Extend the passage on Woodward's carol lyrics with the next few sentences, picking up after its final line.

>> Start PAGE TEXT

E’en so here below, below, let steeple bells be swungen,
And ‘Io, io, io!’, by priest and people sungen
Woodward repeated words in desperation and invented a couple of others to haul himself out of a poetic hole of his own making, before spreading the word ‘Gloria’ over thirty-five notes in the chorus, which is as audacious as anything Mariah Carey has ever attempted. In fact, on reflection, ‘When Christ Was Born In Bethlehem’ stands up pretty well against ‘Ding Dong’, and I’m going to stop being so hard on myself because I was only 9 years old.

>> End PAGE TEXT
>> Start DATA ROWS

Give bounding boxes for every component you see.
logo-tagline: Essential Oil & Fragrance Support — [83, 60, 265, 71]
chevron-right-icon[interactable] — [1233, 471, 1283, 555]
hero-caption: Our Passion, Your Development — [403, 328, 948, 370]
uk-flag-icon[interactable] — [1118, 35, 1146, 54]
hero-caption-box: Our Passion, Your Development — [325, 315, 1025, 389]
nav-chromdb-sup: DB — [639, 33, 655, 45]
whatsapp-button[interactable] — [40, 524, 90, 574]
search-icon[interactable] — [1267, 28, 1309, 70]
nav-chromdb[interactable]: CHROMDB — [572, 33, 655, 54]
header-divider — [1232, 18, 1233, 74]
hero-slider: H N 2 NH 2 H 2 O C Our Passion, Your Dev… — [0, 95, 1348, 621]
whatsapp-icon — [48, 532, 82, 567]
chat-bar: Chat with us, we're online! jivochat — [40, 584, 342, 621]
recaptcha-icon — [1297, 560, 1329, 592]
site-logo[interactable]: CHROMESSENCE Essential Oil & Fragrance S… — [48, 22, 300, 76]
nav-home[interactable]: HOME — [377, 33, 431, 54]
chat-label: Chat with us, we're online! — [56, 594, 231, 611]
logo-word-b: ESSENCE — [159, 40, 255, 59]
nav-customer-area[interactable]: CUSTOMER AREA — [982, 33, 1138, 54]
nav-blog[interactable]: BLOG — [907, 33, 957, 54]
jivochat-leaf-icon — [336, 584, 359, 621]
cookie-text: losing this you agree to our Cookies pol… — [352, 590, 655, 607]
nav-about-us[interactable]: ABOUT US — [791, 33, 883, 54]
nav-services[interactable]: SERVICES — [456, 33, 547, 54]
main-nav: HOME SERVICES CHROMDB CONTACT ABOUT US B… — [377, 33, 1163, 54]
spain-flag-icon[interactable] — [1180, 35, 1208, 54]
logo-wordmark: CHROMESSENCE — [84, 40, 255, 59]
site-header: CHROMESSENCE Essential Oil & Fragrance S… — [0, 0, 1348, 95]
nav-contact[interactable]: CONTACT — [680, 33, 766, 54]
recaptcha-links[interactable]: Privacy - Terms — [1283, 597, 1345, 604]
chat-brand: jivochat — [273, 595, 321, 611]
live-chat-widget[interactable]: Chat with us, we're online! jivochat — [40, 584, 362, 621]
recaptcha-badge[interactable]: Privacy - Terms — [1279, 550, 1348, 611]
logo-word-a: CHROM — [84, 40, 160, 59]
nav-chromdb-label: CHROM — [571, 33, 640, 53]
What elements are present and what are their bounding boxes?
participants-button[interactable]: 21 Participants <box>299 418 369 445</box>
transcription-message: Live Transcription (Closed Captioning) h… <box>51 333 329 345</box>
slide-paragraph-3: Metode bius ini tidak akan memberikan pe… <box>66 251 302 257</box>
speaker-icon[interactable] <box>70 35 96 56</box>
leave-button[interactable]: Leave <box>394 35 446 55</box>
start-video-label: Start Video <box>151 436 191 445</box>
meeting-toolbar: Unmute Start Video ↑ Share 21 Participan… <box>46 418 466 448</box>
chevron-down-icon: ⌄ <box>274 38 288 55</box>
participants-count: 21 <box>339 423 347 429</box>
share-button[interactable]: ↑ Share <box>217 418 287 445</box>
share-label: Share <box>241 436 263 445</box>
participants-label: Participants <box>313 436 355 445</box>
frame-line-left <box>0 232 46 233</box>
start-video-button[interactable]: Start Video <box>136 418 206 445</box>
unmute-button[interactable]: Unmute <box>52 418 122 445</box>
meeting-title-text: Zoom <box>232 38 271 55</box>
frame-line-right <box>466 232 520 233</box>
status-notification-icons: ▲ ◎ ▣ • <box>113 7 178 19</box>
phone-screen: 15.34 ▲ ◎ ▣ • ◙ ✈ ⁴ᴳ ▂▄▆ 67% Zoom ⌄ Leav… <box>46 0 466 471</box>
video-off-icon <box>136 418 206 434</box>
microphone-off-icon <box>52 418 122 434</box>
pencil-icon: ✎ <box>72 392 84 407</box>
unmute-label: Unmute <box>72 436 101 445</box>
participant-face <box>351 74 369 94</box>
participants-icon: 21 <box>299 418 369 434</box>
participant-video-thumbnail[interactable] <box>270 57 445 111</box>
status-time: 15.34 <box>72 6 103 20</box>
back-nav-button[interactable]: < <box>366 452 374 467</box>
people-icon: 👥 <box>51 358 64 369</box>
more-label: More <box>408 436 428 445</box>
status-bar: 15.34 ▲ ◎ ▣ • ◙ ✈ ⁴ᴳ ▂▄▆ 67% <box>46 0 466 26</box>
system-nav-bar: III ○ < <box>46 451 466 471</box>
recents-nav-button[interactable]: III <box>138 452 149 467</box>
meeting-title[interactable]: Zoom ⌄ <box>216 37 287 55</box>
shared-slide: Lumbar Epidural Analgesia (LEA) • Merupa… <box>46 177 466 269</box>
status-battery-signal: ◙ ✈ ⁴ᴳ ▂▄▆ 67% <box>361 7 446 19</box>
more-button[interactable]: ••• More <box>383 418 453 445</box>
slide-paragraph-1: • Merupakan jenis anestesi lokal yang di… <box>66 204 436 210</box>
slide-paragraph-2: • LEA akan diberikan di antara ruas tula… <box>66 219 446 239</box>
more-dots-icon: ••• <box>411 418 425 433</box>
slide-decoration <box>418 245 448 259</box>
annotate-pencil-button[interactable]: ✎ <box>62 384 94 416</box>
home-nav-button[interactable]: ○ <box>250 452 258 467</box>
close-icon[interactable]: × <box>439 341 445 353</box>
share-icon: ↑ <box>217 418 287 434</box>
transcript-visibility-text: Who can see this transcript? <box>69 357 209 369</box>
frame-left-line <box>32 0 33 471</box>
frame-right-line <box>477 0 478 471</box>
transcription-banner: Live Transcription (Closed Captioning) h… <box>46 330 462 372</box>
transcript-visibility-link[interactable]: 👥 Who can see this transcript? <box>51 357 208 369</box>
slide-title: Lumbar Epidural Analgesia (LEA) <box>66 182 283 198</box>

>> End DATA ROWS

◆ REPLY ◆
It’s easy to sit here picking apart Christmas carols,12 but they’re likely to be the oldest songs you ever learn, so if you’re remotely interested in maintaining a connection with the past it probably behoves you to give them a yearly airing. Many of our most popular carols, such as ‘Good King Wenceslas’, ‘O Little Town Of Bethlehem’ and ‘Deck The Halls’, combine medieval folk melodies with words written in the mid nineteenth century, when the clergy was mounting a rescue operation to revive interest in a dying form. This was just as Dickens depicted Ebenezer Scrooge as threatening violence towards someone who dared to sing ‘God Rest Ye Merry, Gentlemen’ at his door; composers presumably figured that carollers should be equipped with some better material, and they set to work.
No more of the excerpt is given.